** Begin **

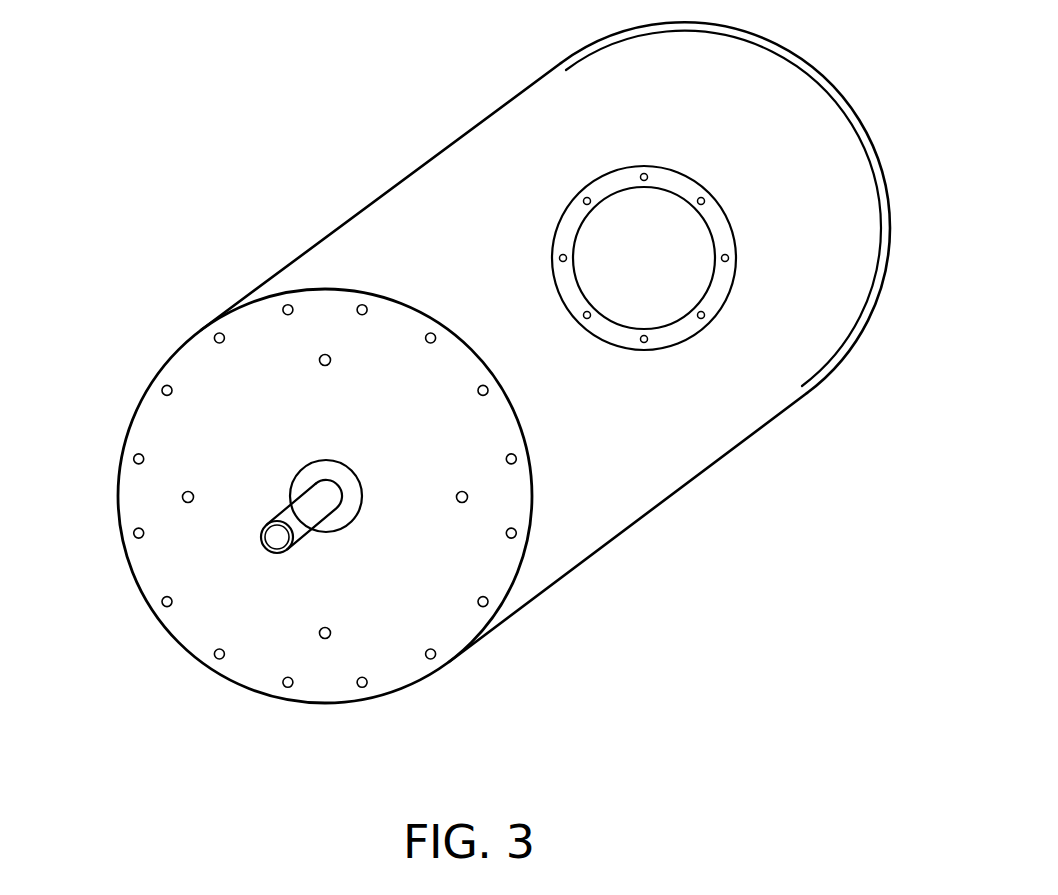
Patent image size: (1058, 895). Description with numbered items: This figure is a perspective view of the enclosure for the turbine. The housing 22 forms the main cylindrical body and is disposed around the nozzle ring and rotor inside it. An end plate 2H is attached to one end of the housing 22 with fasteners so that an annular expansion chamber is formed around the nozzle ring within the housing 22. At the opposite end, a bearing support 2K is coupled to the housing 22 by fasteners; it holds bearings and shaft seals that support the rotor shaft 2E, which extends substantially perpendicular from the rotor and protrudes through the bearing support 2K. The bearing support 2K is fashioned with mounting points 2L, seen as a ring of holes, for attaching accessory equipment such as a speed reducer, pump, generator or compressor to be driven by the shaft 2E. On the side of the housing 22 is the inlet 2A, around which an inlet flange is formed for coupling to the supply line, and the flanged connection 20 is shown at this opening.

The housing 22 is at (763, 402).
The end plate 2H is at (880, 182).
The bearing support 2K is at (424, 611).
The mounting points 2L is at (325, 354).
The rotor shaft 2E is at (302, 528).
The flange 20 is at (677, 333).
The inlet 2A is at (664, 272).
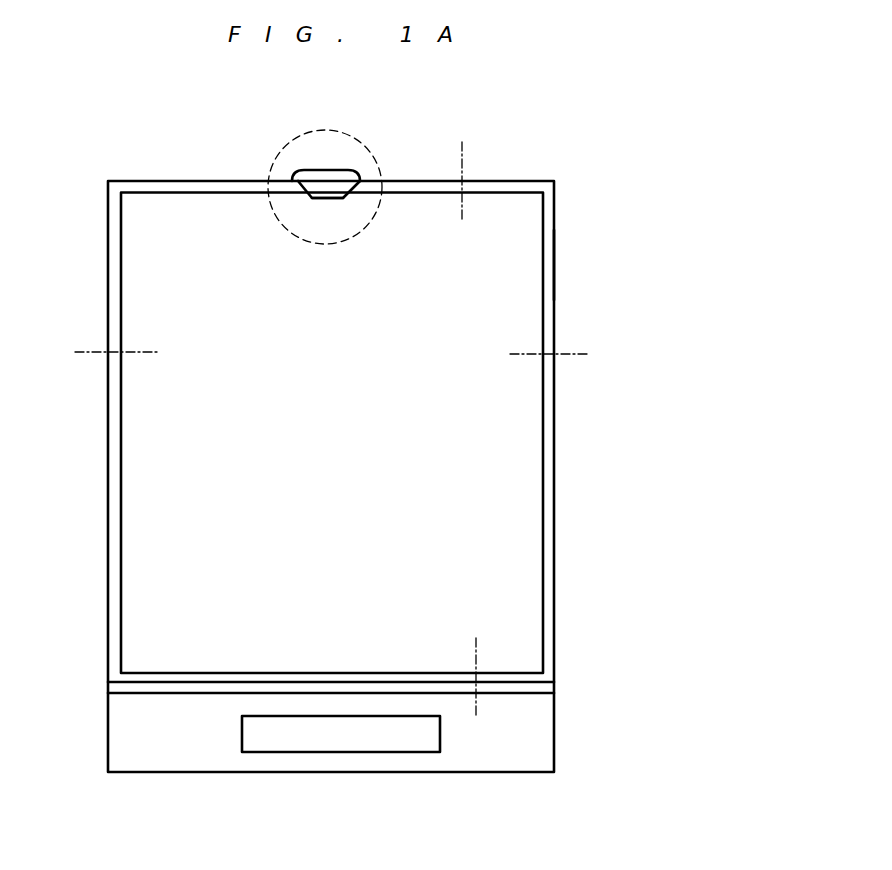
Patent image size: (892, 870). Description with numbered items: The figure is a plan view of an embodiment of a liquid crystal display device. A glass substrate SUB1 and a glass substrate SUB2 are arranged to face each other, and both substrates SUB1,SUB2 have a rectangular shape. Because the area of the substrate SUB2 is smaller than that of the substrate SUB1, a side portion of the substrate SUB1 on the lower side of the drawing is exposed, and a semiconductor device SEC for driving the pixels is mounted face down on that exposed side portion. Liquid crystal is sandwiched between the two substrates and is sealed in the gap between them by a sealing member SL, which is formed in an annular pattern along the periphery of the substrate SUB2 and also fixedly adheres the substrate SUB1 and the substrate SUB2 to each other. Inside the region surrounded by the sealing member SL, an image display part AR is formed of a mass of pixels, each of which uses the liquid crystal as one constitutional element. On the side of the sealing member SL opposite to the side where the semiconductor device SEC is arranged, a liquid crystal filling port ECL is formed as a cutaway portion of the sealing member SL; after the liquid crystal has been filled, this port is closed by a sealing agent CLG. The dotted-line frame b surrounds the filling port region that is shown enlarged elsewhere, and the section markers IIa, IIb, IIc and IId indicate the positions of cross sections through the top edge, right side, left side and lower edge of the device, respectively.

The substrate SUB1 is at (185, 773).
The substrate SUB2 is at (145, 693).
The substrates SUB1,SUB2 is at (554, 262).
The sealing member SL is at (118, 226).
The image display part AR is at (332, 433).
The semiconductor device SEC is at (375, 752).
The sealing agent CLG is at (303, 168).
The liquid crystal filling port ECL is at (327, 188).
The dotted-line frame b is at (325, 168).
The section line IIa is at (471, 158).
The section line IIb is at (521, 363).
The section line IIc is at (88, 361).
The section line IId is at (512, 650).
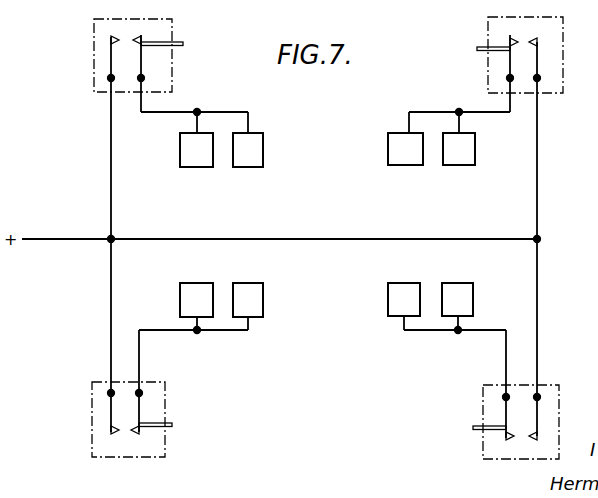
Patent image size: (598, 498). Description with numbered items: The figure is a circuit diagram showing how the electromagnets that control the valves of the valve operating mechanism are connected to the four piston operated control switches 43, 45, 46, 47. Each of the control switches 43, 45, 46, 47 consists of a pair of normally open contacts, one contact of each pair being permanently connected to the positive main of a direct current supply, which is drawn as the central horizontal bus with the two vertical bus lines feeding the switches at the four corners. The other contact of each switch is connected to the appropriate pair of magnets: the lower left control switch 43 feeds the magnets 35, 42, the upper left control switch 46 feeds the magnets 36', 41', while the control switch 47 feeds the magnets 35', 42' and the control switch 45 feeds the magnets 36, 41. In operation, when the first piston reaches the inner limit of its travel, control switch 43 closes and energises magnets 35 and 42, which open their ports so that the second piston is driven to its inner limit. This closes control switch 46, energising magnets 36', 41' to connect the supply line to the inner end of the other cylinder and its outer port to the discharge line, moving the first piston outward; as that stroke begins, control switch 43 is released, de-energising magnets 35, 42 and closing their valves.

The control switch 46 is at (95, 61).
The control switch 47 is at (562, 61).
The control switch 43 is at (92, 421).
The control switch 45 is at (560, 418).
The magnet 36 is at (196, 286).
The magnet 41 is at (248, 286).
The magnet 35 is at (404, 285).
The magnet 42 is at (457, 285).
The magnet 36' is at (196, 168).
The magnet 41' is at (248, 168).
The magnet 35' is at (403, 168).
The magnet 42' is at (457, 166).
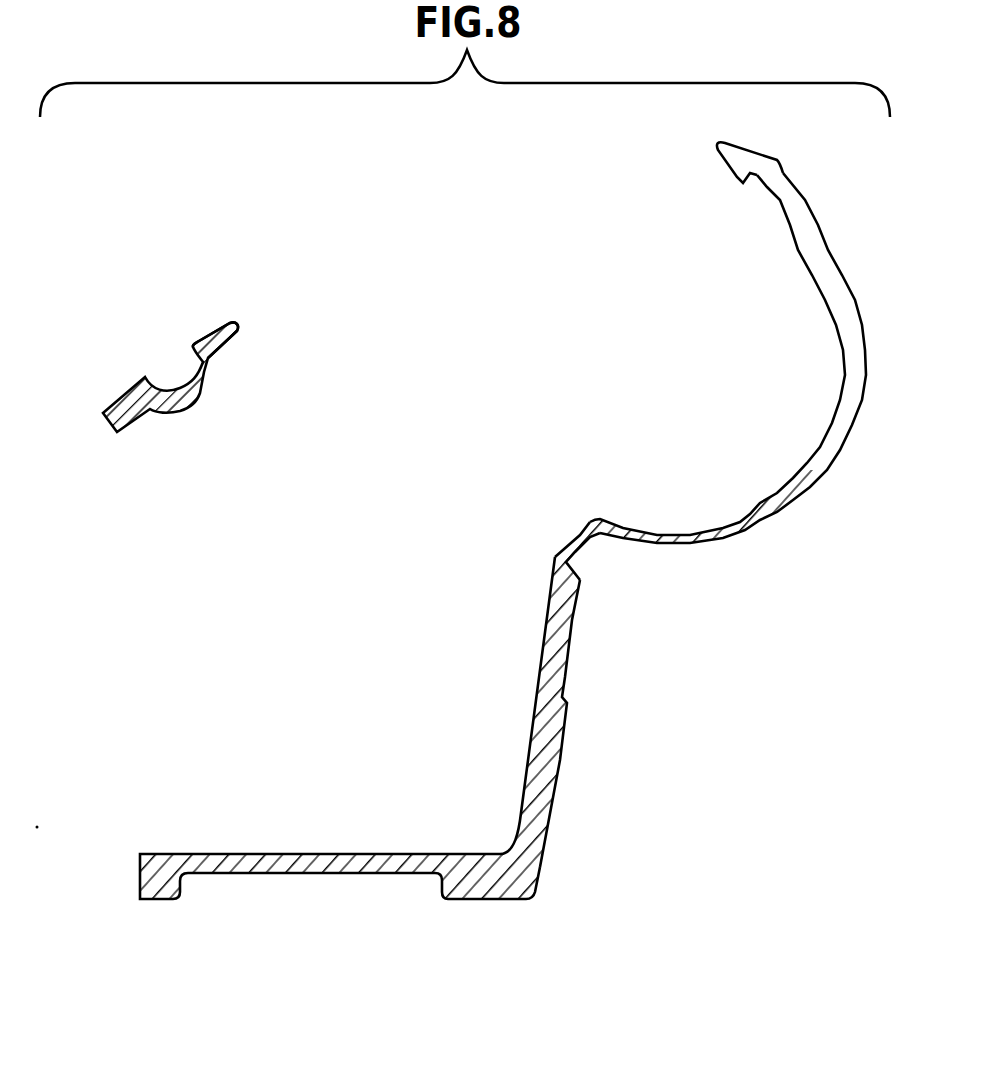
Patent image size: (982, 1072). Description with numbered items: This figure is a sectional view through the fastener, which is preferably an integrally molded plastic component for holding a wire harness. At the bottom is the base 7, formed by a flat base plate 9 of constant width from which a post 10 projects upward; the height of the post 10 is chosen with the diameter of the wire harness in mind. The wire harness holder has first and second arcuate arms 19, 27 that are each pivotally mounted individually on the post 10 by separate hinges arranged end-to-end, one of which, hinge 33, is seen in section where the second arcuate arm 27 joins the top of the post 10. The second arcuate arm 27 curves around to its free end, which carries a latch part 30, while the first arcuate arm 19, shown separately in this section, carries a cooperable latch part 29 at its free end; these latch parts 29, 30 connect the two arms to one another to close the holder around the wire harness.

The base 7 is at (197, 843).
The base plate 9 is at (347, 853).
The post 10 is at (564, 733).
The hinge 33 is at (562, 546).
The second arcuate arm 27 is at (800, 493).
The latch part 30 is at (743, 185).
The first arcuate arm 19 is at (130, 422).
The latch part 29 is at (197, 354).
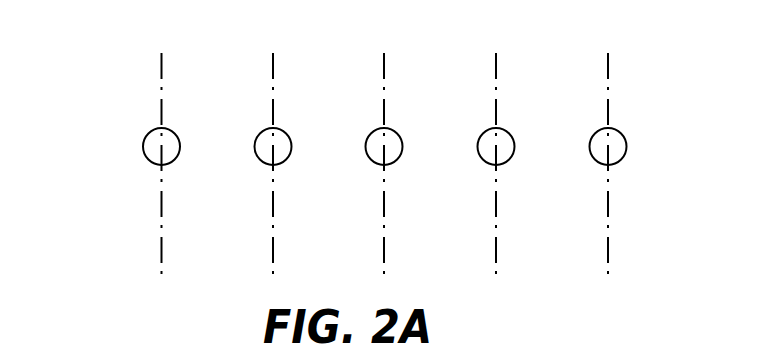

** End **

• Task description: Give every line of the data above as a JSON list of strings, one string per line, with blank lines skipped and the pictures left out.

• Written response:
[
  "Patent image size: (1058, 895). Description with numbered items: This figure is a perspective view of the enclosure for the turbine. The housing 22 forms the main cylindrical body and is disposed around the nozzle ring and rotor inside it. An end plate 2H is attached to one end of the housing 22 with fasteners so that an annular expansion chamber is formed around the nozzle ring within the housing 22. At the opposite end, a bearing support 2K is coupled to the housing 22 by fasteners; it holds bearings and shaft seals that support the rotor shaft 2E, which extends substantially perpendicular from the rotor and protrudes through the bearing support 2K. The bearing support 2K is fashioned with mounting points 2L, seen as a ring of holes, for attaching accessory equipment such as a speed reducer, pump, generator or compressor to be driven by the shaft 2E. On the side of the housing 22 is the inlet 2A, around which an inlet flange is formed for coupling to the supply line, and the flanged connection 20 is shown at this opening.",
  "The housing 22 is at (763, 402).",
  "The end plate 2H is at (880, 182).",
  "The bearing support 2K is at (424, 611).",
  "The mounting points 2L is at (325, 354).",
  "The rotor shaft 2E is at (302, 528).",
  "The flange 20 is at (677, 333).",
  "The inlet 2A is at (664, 272).",
  "Patent image size: (892, 870). Description with numbered items: The figure is a plan view of an embodiment of a liquid crystal display device. A glass substrate SUB1 and a glass substrate SUB2 are arranged to face each other, and both substrates SUB1,SUB2 have a rectangular shape. Because the area of the substrate SUB2 is smaller than that of the substrate SUB1, a side portion of the substrate SUB1 on the lower side of the drawing is exposed, and a semiconductor device SEC for driving the pixels is mounted face down on that exposed side portion. Liquid crystal is sandwiched between the two substrates and is sealed in the gap between them by a sealing member SL, which is formed in an annular pattern along the periphery of the substrate SUB2 and also fixedly adheres the substrate SUB1 and the substrate SUB2 to each other. Inside the region surrounded by the sealing member SL, an image display part AR is formed of a mass of pixels, each of which uses the liquid crystal as one constitutional element. On the side of the sealing member SL opposite to the side where the semiconductor device SEC is arranged, a liquid crystal filling port ECL is formed as a cutaway portion of the sealing member SL; after the liquid crystal has been filled, this port is closed by a sealing agent CLG. The dotted-line frame b surrounds the filling port region that is shown enlarged elsewhere, and the section markers IIa, IIb, IIc and IId indicate the positions of cross sections through the top edge, right side, left side and lower edge of the device, respectively.",
  "The substrate SUB1 is at (185, 773).",
  "The substrate SUB2 is at (145, 693).",
  "The substrates SUB1,SUB2 is at (554, 262).",
  "The sealing member SL is at (118, 226).",
  "The image display part AR is at (332, 433).",
  "The semiconductor device SEC is at (375, 752).",
  "The sealing agent CLG is at (303, 168).",
  "The liquid crystal filling port ECL is at (327, 188).",
  "The dotted-line frame b is at (325, 168).",
  "The section line IIa is at (471, 158).",
  "The section line IIb is at (521, 363).",
  "The section line IIc is at (88, 361).",
  "The section line IId is at (512, 650).",
  "Patent image size: (598, 498). Description with numbered items: The figure is a circuit diagram showing how the electromagnets that control the valves of the valve operating mechanism are connected to the four piston operated control switches 43, 45, 46, 47. Each of the control switches 43, 45, 46, 47 consists of a pair of normally open contacts, one contact of each pair being permanently connected to the positive main of a direct current supply, which is drawn as the central horizontal bus with the two vertical bus lines feeding the switches at the four corners. The other contact of each switch is connected to the appropriate pair of magnets: the lower left control switch 43 feeds the magnets 35, 42, the upper left control switch 46 feeds the magnets 36', 41', while the control switch 47 feeds the magnets 35', 42' and the control switch 45 feeds the magnets 36, 41. In operation, when the first piston reaches the inner limit of its travel, control switch 43 closes and energises magnets 35 and 42, which open their ports so that the second piston is driven to its inner limit. This closes control switch 46, energising magnets 36', 41' to connect the supply line to the inner end of the other cylinder and its outer port to the discharge line, moving the first piston outward; as that stroke begins, control switch 43 is released, de-energising magnets 35, 42 and closing their valves.",
  "The control switch 46 is at (95, 61).",
  "The control switch 47 is at (562, 61).",
  "The control switch 43 is at (92, 421).",
  "The control switch 45 is at (560, 418).",
  "The magnet 36 is at (196, 286).",
  "The magnet 41 is at (248, 286).",
  "The magnet 35 is at (404, 285).",
  "The magnet 42 is at (457, 285).",
  "The magnet 36' is at (196, 168).",
  "The magnet 41' is at (248, 168).",
  "The magnet 35' is at (403, 168).",
  "The magnet 42' is at (457, 166).",
  "Patent image size: (982, 1072). Description with numbered items: This figure is a sectional view through the fastener, which is preferably an integrally molded plastic component for holding a wire harness. At the bottom is the base 7, formed by a flat base plate 9 of constant width from which a post 10 projects upward; the height of the post 10 is chosen with the diameter of the wire harness in mind. The wire harness holder has first and second arcuate arms 19, 27 that are each pivotally mounted individually on the post 10 by separate hinges arranged end-to-end, one of which, hinge 33, is seen in section where the second arcuate arm 27 joins the top of the post 10. The second arcuate arm 27 curves around to its free end, which carries a latch part 30, while the first arcuate arm 19, shown separately in this section, carries a cooperable latch part 29 at its free end; these latch parts 29, 30 connect the two arms to one another to close the holder around the wire harness.",
  "The base 7 is at (197, 843).",
  "The base plate 9 is at (347, 853).",
  "The post 10 is at (564, 733).",
  "The hinge 33 is at (562, 546).",
  "The second arcuate arm 27 is at (800, 493).",
  "The latch part 30 is at (743, 185).",
  "The first arcuate arm 19 is at (130, 422).",
  "The latch part 29 is at (197, 354)."
]